> _WORK TO COMPLETE_
Identify each line below containing the string "CryptoQuant" and copy it.

---+---

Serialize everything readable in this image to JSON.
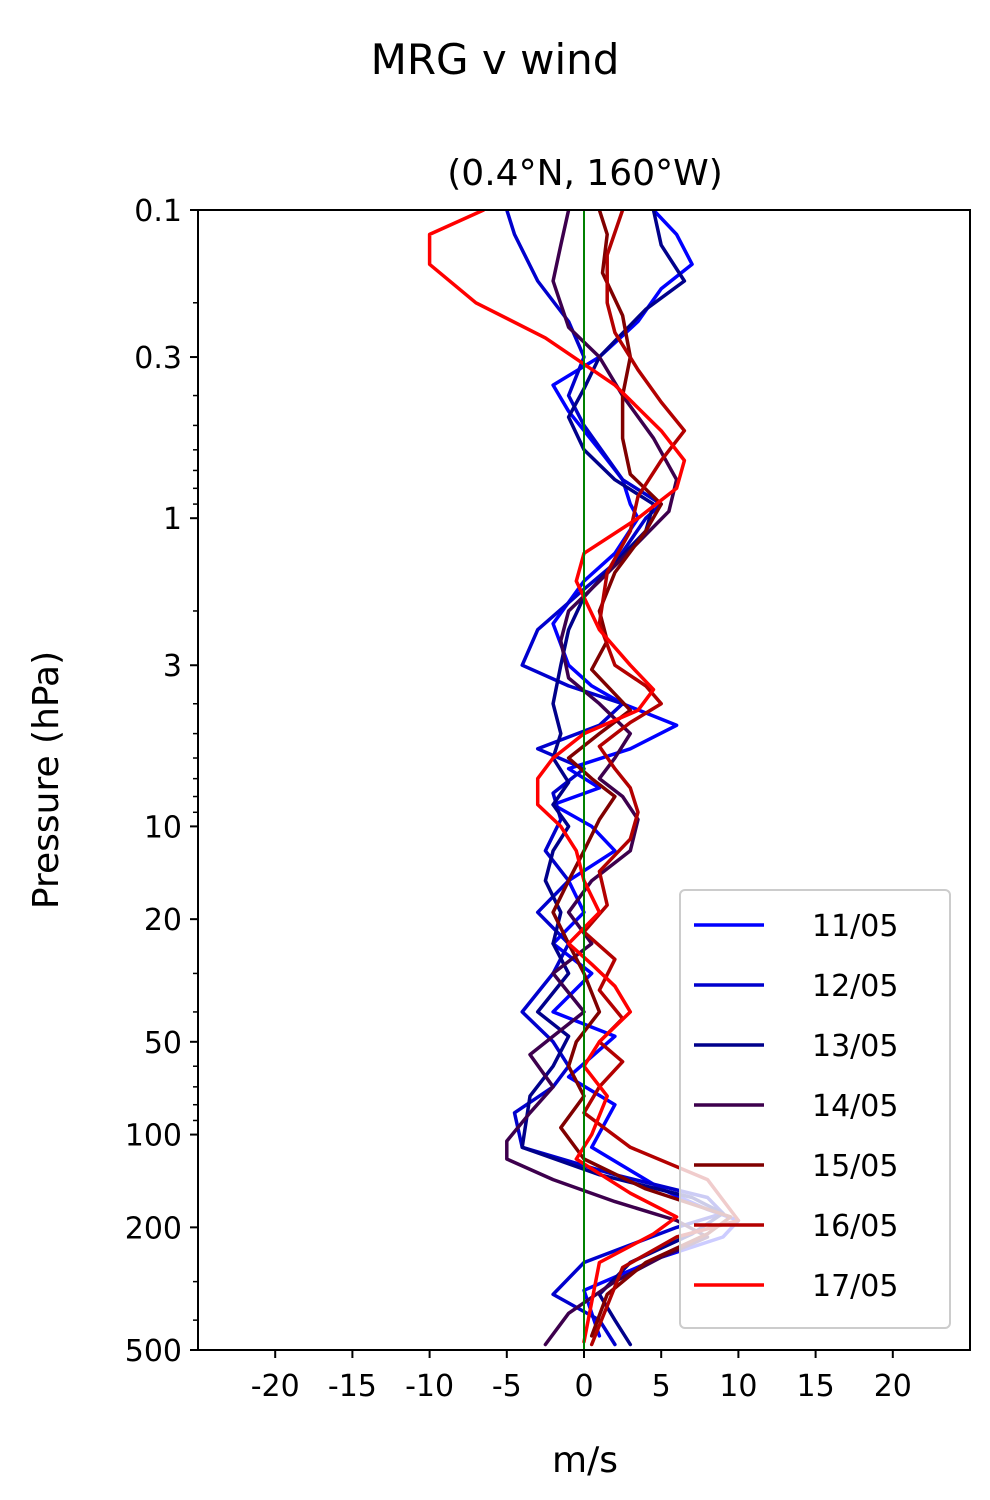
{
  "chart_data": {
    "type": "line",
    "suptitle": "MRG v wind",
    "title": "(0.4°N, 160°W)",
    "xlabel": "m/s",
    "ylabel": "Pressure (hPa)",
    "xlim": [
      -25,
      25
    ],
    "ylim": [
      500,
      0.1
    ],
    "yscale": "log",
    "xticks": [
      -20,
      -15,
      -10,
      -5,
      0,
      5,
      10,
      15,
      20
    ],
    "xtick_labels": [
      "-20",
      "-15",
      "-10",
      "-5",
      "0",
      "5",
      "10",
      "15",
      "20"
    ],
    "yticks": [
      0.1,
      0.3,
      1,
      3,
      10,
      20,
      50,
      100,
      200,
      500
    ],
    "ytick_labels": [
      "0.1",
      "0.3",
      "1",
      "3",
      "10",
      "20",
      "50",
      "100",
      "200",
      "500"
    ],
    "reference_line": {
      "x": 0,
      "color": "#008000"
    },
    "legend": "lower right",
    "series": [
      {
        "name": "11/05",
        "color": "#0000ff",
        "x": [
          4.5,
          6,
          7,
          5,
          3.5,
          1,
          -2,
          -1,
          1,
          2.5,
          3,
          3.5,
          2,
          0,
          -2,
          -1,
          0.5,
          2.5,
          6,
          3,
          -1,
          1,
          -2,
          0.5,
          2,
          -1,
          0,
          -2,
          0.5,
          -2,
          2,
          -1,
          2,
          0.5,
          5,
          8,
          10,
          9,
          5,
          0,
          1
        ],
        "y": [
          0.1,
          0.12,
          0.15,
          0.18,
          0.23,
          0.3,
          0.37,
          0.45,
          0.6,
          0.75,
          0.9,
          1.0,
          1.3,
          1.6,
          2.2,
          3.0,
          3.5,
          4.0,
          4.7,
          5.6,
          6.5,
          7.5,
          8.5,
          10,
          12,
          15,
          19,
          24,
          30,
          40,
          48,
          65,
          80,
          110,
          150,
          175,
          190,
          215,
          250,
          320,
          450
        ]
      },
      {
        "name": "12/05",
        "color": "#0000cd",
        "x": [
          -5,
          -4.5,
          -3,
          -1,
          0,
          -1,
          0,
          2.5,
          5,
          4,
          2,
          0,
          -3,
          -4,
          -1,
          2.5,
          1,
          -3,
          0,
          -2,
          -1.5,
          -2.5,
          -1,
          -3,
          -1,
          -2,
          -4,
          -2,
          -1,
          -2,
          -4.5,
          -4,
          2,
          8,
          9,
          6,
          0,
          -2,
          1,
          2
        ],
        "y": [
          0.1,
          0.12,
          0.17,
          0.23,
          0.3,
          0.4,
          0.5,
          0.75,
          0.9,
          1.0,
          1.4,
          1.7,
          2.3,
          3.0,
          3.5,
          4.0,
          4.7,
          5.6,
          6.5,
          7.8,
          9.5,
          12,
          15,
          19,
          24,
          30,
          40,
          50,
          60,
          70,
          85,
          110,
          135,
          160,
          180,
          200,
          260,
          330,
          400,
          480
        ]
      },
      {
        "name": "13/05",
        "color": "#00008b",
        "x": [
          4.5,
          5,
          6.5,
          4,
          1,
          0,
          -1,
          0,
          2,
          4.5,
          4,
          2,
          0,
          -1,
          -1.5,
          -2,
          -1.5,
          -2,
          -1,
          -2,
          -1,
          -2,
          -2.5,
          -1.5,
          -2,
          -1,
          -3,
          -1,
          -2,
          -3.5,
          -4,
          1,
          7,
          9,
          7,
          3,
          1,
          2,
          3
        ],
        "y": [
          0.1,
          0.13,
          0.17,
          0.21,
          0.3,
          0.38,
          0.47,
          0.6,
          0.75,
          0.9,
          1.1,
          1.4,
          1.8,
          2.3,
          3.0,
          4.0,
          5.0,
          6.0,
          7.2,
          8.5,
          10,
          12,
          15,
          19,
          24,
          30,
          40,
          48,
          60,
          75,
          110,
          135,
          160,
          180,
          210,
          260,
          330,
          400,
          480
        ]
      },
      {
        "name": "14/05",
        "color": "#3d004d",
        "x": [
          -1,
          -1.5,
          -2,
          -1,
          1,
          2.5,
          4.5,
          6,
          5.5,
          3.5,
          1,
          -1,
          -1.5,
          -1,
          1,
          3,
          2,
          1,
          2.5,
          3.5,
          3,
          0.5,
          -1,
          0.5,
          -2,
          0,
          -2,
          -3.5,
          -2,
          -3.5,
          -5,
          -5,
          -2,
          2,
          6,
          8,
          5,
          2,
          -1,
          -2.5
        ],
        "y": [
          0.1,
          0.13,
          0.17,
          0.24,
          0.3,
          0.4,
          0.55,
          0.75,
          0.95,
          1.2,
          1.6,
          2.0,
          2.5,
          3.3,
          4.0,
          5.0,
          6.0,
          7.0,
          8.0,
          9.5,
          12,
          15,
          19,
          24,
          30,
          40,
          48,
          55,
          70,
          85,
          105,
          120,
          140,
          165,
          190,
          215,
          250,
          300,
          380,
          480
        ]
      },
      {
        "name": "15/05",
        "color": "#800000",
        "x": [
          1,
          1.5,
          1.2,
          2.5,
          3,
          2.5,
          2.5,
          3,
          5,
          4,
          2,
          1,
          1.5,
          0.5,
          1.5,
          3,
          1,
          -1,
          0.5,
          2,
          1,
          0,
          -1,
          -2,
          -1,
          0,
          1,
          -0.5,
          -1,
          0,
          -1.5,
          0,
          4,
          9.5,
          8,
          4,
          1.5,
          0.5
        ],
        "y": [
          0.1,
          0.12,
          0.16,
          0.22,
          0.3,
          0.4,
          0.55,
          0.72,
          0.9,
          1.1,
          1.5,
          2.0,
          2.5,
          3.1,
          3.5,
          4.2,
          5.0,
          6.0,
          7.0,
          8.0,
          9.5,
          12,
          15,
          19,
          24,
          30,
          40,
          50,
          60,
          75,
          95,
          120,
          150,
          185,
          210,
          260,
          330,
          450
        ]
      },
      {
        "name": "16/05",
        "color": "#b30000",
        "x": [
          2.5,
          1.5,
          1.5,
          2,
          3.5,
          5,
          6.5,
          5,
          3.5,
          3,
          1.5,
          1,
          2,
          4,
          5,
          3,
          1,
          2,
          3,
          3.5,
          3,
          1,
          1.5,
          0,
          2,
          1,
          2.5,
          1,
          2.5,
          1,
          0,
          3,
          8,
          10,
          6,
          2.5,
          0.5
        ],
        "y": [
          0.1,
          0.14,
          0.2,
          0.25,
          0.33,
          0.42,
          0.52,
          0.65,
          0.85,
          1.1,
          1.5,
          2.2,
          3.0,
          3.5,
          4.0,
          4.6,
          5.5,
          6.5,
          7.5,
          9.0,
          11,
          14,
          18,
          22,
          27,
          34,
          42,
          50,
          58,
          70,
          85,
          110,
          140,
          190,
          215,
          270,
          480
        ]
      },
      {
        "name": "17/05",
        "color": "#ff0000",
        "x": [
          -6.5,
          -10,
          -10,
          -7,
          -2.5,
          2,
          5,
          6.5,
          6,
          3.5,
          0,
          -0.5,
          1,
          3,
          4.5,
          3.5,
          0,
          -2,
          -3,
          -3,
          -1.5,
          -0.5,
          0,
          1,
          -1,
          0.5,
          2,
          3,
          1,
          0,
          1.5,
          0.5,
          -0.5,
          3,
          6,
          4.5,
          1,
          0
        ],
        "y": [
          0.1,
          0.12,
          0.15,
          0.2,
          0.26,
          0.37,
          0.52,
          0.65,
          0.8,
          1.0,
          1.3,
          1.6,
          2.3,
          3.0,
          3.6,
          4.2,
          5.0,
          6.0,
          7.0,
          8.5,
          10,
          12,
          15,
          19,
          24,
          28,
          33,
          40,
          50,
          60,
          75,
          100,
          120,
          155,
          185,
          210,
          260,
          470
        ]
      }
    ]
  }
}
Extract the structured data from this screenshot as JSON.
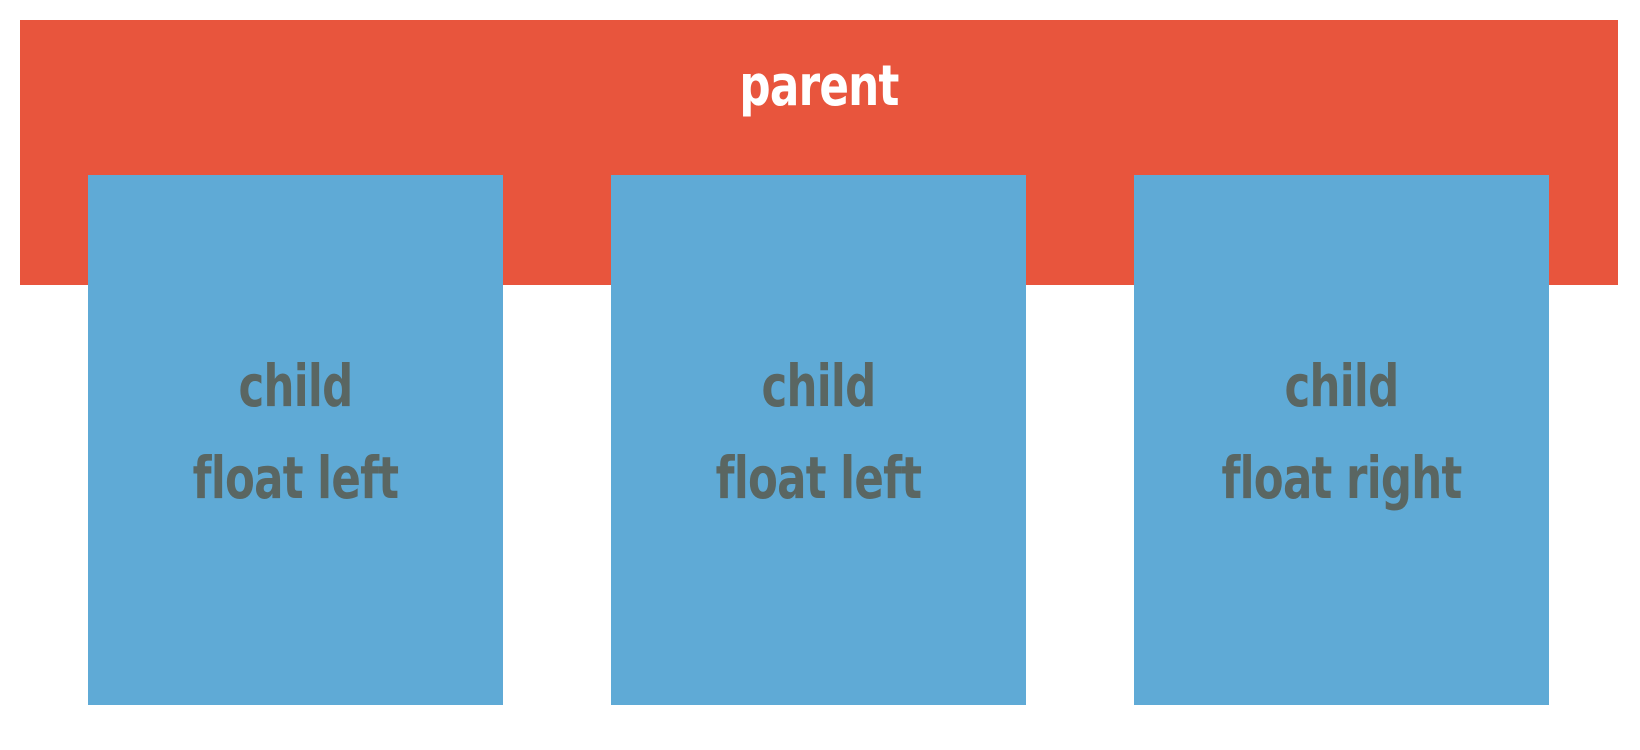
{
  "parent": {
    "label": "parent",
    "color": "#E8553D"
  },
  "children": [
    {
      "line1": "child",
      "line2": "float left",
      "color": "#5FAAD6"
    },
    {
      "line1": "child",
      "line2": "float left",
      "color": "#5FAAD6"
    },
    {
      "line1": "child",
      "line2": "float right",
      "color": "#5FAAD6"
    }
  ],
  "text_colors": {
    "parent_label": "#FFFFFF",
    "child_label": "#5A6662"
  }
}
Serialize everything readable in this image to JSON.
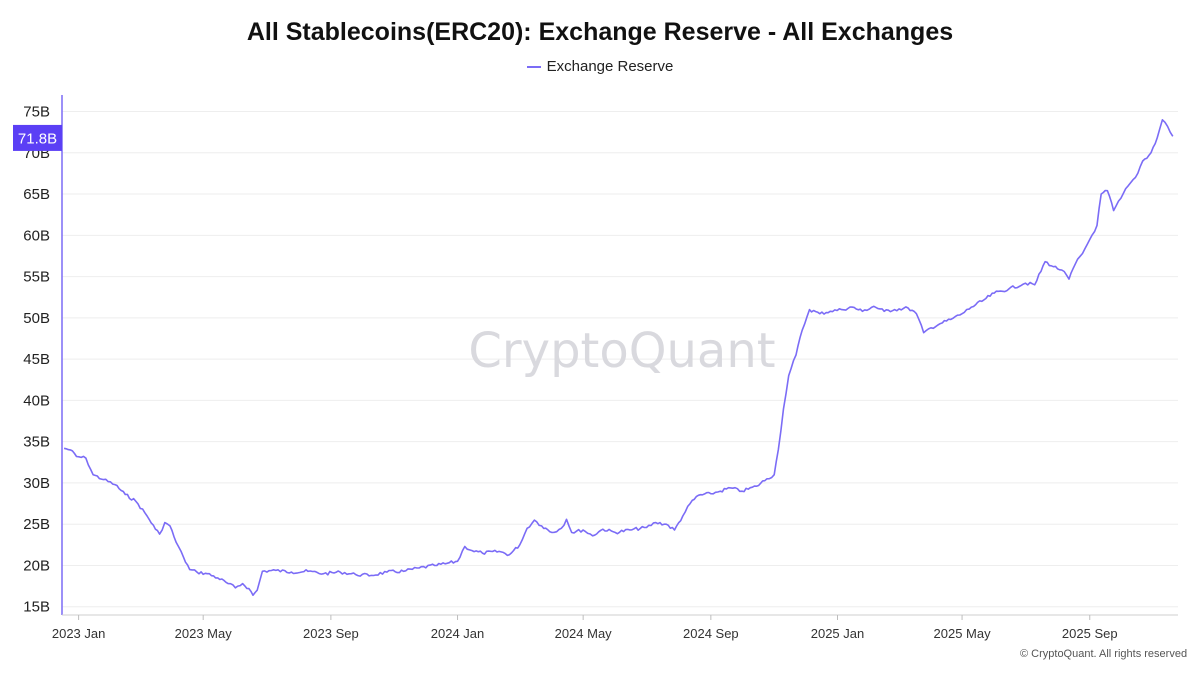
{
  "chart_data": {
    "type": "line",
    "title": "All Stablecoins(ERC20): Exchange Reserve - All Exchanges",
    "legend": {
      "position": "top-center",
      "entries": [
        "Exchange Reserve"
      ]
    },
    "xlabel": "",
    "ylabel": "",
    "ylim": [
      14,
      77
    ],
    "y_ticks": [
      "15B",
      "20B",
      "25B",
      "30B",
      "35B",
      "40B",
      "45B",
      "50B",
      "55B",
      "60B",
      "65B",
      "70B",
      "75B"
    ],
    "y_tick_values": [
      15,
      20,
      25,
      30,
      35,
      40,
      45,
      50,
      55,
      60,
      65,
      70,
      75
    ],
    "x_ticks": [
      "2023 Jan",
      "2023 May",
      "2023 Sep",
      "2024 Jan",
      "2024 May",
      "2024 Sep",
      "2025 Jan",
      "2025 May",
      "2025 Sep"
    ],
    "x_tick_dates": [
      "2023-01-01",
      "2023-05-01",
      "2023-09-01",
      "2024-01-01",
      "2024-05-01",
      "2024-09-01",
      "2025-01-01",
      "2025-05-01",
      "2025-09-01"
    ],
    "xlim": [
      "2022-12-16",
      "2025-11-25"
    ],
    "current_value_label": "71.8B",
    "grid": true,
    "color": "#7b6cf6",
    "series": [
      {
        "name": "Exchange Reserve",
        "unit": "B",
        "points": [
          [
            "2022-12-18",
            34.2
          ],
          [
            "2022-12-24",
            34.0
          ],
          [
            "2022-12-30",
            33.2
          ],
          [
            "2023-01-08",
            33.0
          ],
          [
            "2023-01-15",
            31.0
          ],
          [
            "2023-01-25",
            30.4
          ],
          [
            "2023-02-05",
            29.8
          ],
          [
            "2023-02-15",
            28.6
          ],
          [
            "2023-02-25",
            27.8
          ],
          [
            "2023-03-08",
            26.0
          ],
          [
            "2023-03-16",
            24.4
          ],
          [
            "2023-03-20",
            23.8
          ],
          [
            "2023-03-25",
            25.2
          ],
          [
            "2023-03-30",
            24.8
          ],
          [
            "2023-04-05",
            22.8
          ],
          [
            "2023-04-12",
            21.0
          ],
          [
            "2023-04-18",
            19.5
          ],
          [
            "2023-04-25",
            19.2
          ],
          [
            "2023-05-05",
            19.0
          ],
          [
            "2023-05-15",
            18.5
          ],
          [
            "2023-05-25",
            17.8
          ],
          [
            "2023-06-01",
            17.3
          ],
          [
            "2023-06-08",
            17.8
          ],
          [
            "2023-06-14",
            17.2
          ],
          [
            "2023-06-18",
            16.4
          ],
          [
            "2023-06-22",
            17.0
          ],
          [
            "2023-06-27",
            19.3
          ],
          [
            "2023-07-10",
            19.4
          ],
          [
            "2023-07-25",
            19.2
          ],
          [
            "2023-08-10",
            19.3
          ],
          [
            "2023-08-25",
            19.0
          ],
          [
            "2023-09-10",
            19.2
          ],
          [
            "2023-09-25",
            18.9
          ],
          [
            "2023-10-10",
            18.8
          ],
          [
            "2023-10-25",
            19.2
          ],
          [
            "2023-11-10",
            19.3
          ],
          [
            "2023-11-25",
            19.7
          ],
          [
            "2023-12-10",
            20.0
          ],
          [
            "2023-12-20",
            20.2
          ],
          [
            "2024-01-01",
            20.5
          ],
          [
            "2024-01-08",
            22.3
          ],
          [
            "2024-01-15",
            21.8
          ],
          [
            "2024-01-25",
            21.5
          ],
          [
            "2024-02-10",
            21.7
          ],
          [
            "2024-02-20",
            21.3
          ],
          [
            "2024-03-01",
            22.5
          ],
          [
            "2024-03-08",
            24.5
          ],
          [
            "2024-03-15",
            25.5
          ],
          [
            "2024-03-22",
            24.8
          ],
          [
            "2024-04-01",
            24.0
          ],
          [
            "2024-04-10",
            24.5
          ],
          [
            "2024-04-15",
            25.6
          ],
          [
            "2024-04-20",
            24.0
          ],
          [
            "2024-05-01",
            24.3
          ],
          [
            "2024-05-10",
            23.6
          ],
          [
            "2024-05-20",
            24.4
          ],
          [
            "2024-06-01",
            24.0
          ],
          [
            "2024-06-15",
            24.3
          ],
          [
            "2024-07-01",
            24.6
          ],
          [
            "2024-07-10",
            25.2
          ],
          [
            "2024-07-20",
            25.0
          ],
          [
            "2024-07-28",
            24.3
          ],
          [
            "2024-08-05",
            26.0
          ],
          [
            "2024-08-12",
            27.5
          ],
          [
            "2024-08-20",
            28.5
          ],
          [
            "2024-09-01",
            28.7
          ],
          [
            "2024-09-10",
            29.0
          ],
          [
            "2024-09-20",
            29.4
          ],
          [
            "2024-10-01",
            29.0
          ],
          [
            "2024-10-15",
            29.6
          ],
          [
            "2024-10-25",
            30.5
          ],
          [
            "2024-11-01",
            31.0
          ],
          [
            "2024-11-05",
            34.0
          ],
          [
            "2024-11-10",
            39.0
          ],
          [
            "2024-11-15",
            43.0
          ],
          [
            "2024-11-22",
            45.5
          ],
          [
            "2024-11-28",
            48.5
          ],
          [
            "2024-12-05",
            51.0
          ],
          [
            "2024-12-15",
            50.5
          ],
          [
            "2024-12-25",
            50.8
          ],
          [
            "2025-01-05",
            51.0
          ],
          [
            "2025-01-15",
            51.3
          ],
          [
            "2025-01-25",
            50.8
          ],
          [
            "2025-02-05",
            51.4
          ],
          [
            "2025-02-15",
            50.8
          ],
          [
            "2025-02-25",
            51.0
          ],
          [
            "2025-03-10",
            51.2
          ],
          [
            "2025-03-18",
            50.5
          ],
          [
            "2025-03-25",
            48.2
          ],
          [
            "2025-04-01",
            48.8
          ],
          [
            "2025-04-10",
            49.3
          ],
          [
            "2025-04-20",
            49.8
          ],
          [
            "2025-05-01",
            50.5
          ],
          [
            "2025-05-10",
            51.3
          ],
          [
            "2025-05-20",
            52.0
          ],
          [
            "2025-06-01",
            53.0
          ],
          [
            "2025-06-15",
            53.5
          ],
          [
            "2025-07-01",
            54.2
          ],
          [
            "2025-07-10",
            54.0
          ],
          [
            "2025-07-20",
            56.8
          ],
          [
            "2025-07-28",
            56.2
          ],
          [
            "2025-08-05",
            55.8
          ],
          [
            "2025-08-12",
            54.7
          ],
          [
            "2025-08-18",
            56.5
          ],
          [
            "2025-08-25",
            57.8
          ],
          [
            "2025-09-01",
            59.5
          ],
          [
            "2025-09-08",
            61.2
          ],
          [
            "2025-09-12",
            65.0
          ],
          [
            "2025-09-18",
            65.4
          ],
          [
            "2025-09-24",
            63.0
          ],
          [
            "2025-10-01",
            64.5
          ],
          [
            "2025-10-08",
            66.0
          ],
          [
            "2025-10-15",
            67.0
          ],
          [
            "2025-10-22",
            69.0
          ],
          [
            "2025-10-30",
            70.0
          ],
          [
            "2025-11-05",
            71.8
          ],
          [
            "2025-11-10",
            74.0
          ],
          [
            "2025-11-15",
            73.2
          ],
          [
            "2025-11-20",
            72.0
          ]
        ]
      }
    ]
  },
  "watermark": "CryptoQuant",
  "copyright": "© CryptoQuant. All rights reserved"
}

---+---

> _TASK ANSWER_
  "watermark": "CryptoQuant",
  "copyright": "© CryptoQuant. All rights reserved"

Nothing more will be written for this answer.